**Exercise requirements:**
Pick out every line that holds the string "JSON" and copy it.

**Provided records:**
____________
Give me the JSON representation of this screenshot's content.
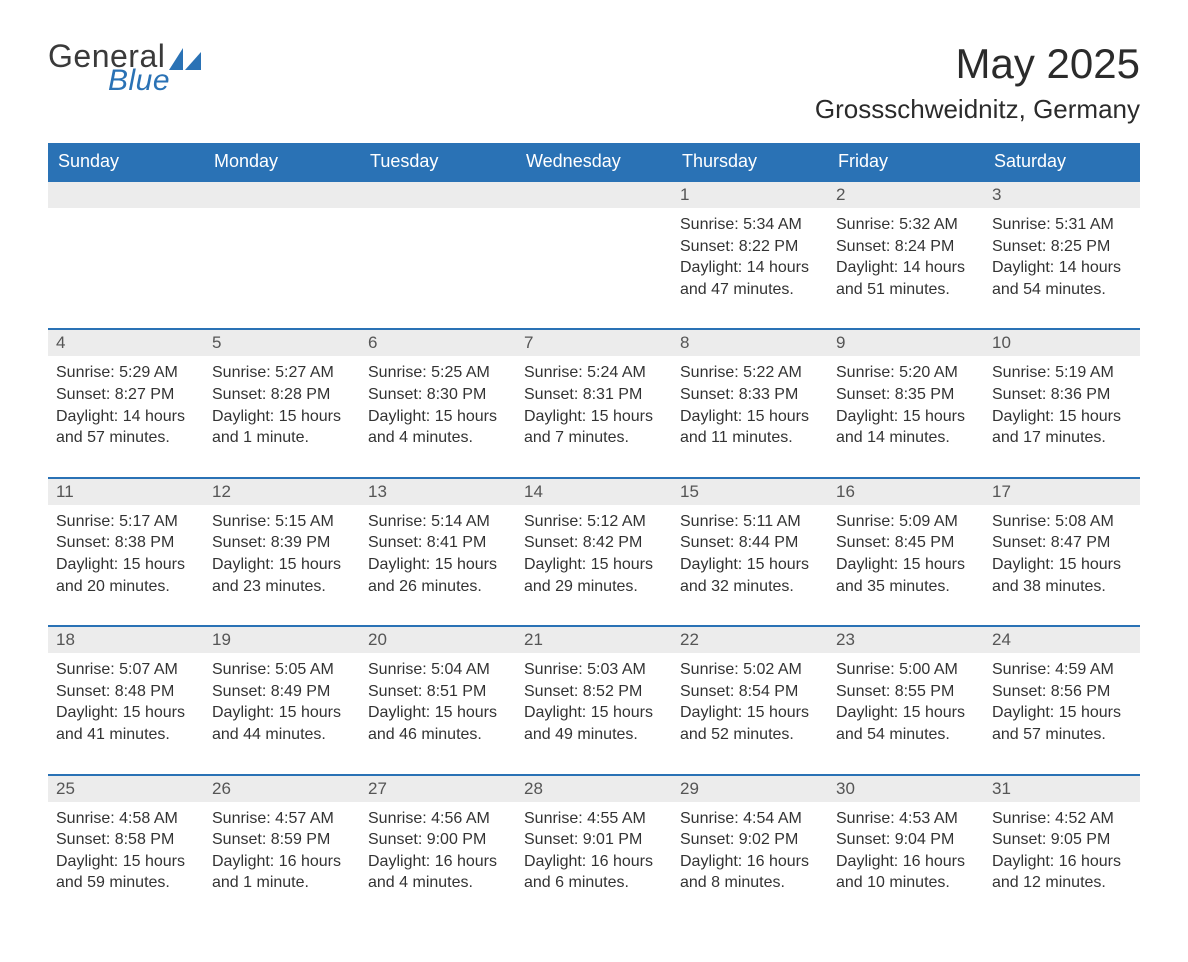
{
  "brand": {
    "word1": "General",
    "word2": "Blue"
  },
  "title": "May 2025",
  "subtitle": "Grossschweidnitz, Germany",
  "colors": {
    "header_bg": "#2a72b5",
    "header_text": "#ffffff",
    "daynum_bg": "#ececec",
    "row_border": "#2a72b5",
    "body_bg": "#ffffff",
    "text": "#333333"
  },
  "columns": [
    "Sunday",
    "Monday",
    "Tuesday",
    "Wednesday",
    "Thursday",
    "Friday",
    "Saturday"
  ],
  "labels": {
    "sunrise": "Sunrise:",
    "sunset": "Sunset:",
    "daylight": "Daylight:"
  },
  "weeks": [
    [
      null,
      null,
      null,
      null,
      {
        "n": "1",
        "sr": "5:34 AM",
        "ss": "8:22 PM",
        "dl": "14 hours and 47 minutes."
      },
      {
        "n": "2",
        "sr": "5:32 AM",
        "ss": "8:24 PM",
        "dl": "14 hours and 51 minutes."
      },
      {
        "n": "3",
        "sr": "5:31 AM",
        "ss": "8:25 PM",
        "dl": "14 hours and 54 minutes."
      }
    ],
    [
      {
        "n": "4",
        "sr": "5:29 AM",
        "ss": "8:27 PM",
        "dl": "14 hours and 57 minutes."
      },
      {
        "n": "5",
        "sr": "5:27 AM",
        "ss": "8:28 PM",
        "dl": "15 hours and 1 minute."
      },
      {
        "n": "6",
        "sr": "5:25 AM",
        "ss": "8:30 PM",
        "dl": "15 hours and 4 minutes."
      },
      {
        "n": "7",
        "sr": "5:24 AM",
        "ss": "8:31 PM",
        "dl": "15 hours and 7 minutes."
      },
      {
        "n": "8",
        "sr": "5:22 AM",
        "ss": "8:33 PM",
        "dl": "15 hours and 11 minutes."
      },
      {
        "n": "9",
        "sr": "5:20 AM",
        "ss": "8:35 PM",
        "dl": "15 hours and 14 minutes."
      },
      {
        "n": "10",
        "sr": "5:19 AM",
        "ss": "8:36 PM",
        "dl": "15 hours and 17 minutes."
      }
    ],
    [
      {
        "n": "11",
        "sr": "5:17 AM",
        "ss": "8:38 PM",
        "dl": "15 hours and 20 minutes."
      },
      {
        "n": "12",
        "sr": "5:15 AM",
        "ss": "8:39 PM",
        "dl": "15 hours and 23 minutes."
      },
      {
        "n": "13",
        "sr": "5:14 AM",
        "ss": "8:41 PM",
        "dl": "15 hours and 26 minutes."
      },
      {
        "n": "14",
        "sr": "5:12 AM",
        "ss": "8:42 PM",
        "dl": "15 hours and 29 minutes."
      },
      {
        "n": "15",
        "sr": "5:11 AM",
        "ss": "8:44 PM",
        "dl": "15 hours and 32 minutes."
      },
      {
        "n": "16",
        "sr": "5:09 AM",
        "ss": "8:45 PM",
        "dl": "15 hours and 35 minutes."
      },
      {
        "n": "17",
        "sr": "5:08 AM",
        "ss": "8:47 PM",
        "dl": "15 hours and 38 minutes."
      }
    ],
    [
      {
        "n": "18",
        "sr": "5:07 AM",
        "ss": "8:48 PM",
        "dl": "15 hours and 41 minutes."
      },
      {
        "n": "19",
        "sr": "5:05 AM",
        "ss": "8:49 PM",
        "dl": "15 hours and 44 minutes."
      },
      {
        "n": "20",
        "sr": "5:04 AM",
        "ss": "8:51 PM",
        "dl": "15 hours and 46 minutes."
      },
      {
        "n": "21",
        "sr": "5:03 AM",
        "ss": "8:52 PM",
        "dl": "15 hours and 49 minutes."
      },
      {
        "n": "22",
        "sr": "5:02 AM",
        "ss": "8:54 PM",
        "dl": "15 hours and 52 minutes."
      },
      {
        "n": "23",
        "sr": "5:00 AM",
        "ss": "8:55 PM",
        "dl": "15 hours and 54 minutes."
      },
      {
        "n": "24",
        "sr": "4:59 AM",
        "ss": "8:56 PM",
        "dl": "15 hours and 57 minutes."
      }
    ],
    [
      {
        "n": "25",
        "sr": "4:58 AM",
        "ss": "8:58 PM",
        "dl": "15 hours and 59 minutes."
      },
      {
        "n": "26",
        "sr": "4:57 AM",
        "ss": "8:59 PM",
        "dl": "16 hours and 1 minute."
      },
      {
        "n": "27",
        "sr": "4:56 AM",
        "ss": "9:00 PM",
        "dl": "16 hours and 4 minutes."
      },
      {
        "n": "28",
        "sr": "4:55 AM",
        "ss": "9:01 PM",
        "dl": "16 hours and 6 minutes."
      },
      {
        "n": "29",
        "sr": "4:54 AM",
        "ss": "9:02 PM",
        "dl": "16 hours and 8 minutes."
      },
      {
        "n": "30",
        "sr": "4:53 AM",
        "ss": "9:04 PM",
        "dl": "16 hours and 10 minutes."
      },
      {
        "n": "31",
        "sr": "4:52 AM",
        "ss": "9:05 PM",
        "dl": "16 hours and 12 minutes."
      }
    ]
  ]
}
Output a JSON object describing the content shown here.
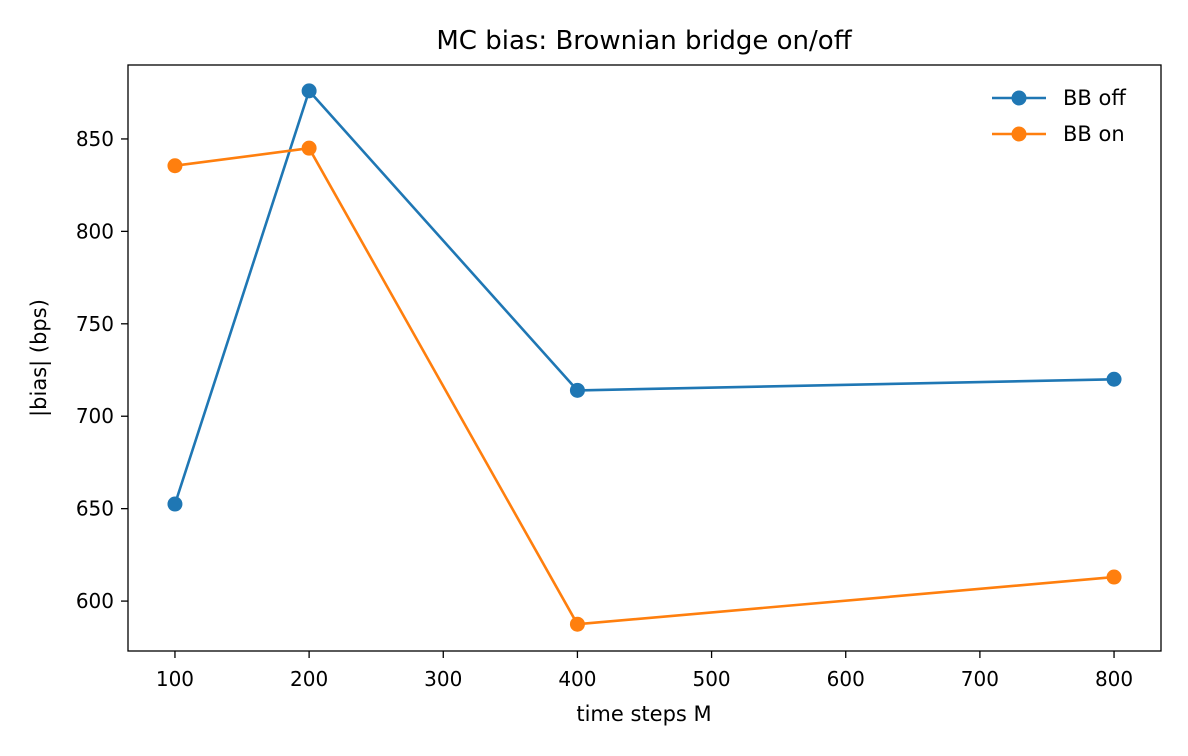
____________
**Solution to this task:**
Give me the JSON representation of this screenshot's content.
Output a JSON object describing the content shown here.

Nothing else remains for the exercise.